# Start of RECORDS SUPPLIED

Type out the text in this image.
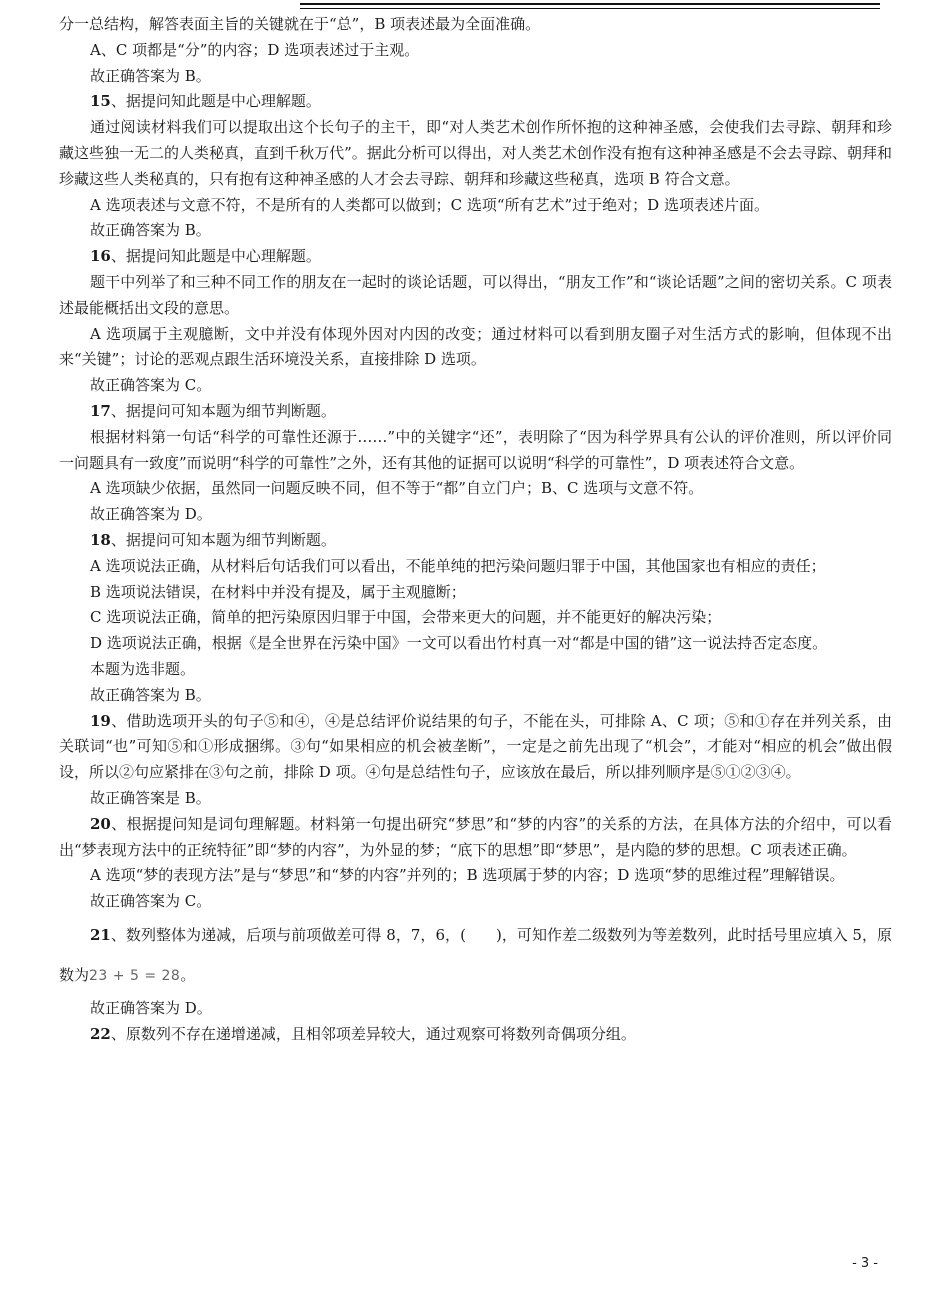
分一总结构，解答表面主旨的关键就在于“总”，B 项表述最为全面准确。

A、C 项都是“分”的内容；D 选项表述过于主观。

故正确答案为 B。

15、据提问知此题是中心理解题。

通过阅读材料我们可以提取出这个长句子的主干，即“对人类艺术创作所怀抱的这种神圣感，会使我们去寻踪、朝拜和珍藏这些独一无二的人类秘真，直到千秋万代”。据此分析可以得出，对人类艺术创作没有抱有这种神圣感是不会去寻踪、朝拜和珍藏这些人类秘真的，只有抱有这种神圣感的人才会去寻踪、朝拜和珍藏这些秘真，选项 B 符合文意。

A 选项表述与文意不符，不是所有的人类都可以做到；C 选项“所有艺术”过于绝对；D 选项表述片面。

故正确答案为 B。

16、据提问知此题是中心理解题。

题干中列举了和三种不同工作的朋友在一起时的谈论话题，可以得出，“朋友工作”和“谈论话题”之间的密切关系。C 项表述最能概括出文段的意思。

A 选项属于主观臆断，文中并没有体现外因对内因的改变；通过材料可以看到朋友圈子对生活方式的影响，但体现不出来“关键”；讨论的恶观点跟生活环境没关系，直接排除 D 选项。

故正确答案为 C。

17、据提问可知本题为细节判断题。

根据材料第一句话“科学的可靠性还源于……”中的关键字“还”，表明除了“因为科学界具有公认的评价准则，所以评价同一问题具有一致度”而说明“科学的可靠性”之外，还有其他的证据可以说明“科学的可靠性”，D 项表述符合文意。

A 选项缺少依据，虽然同一问题反映不同，但不等于“都”自立门户；B、C 选项与文意不符。

故正确答案为 D。

18、据提问可知本题为细节判断题。

A 选项说法正确，从材料后句话我们可以看出，不能单纯的把污染问题归罪于中国，其他国家也有相应的责任；

B 选项说法错误，在材料中并没有提及，属于主观臆断；

C 选项说法正确，简单的把污染原因归罪于中国，会带来更大的问题，并不能更好的解决污染；

D 选项说法正确，根据《是全世界在污染中国》一文可以看出竹村真一对“都是中国的错”这一说法持否定态度。

本题为选非题。

故正确答案为 B。

19、借助选项开头的句子⑤和④，④是总结评价说结果的句子，不能在头，可排除 A、C 项；⑤和①存在并列关系，由关联词“也”可知⑤和①形成捆绑。③句“如果相应的机会被垄断”，一定是之前先出现了“机会”，才能对“相应的机会”做出假设，所以②句应紧排在③句之前，排除 D 项。④句是总结性句子，应该放在最后，所以排列顺序是⑤①②③④。

故正确答案是 B。

20、根据提问知是词句理解题。材料第一句提出研究“梦思”和“梦的内容”的关系的方法，在具体方法的介绍中，可以看出“梦表现方法中的正统特征”即“梦的内容”，为外显的梦；“底下的思想”即“梦思”，是内隐的梦的思想。C 项表述正确。

A 选项“梦的表现方法”是与“梦思”和“梦的内容”并列的；B 选项属于梦的内容；D 选项“梦的思维过程”理解错误。

故正确答案为 C。

21、数列整体为递减，后项与前项做差可得 8，7，6，(　　)，可知作差二级数列为等差数列，此时括号里应填入 5，原数为23 + 5 = 28。

故正确答案为 D。

22、原数列不存在递增递减，且相邻项差异较大，通过观察可将数列奇偶项分组。

- 3 -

# End of RECORDS SUPPLIED

▶ [REQUEST]
Look through the records above and report how many lines hold the word "选项说法正确", giving only the number.

▶ [EXERCISE RESULT]
3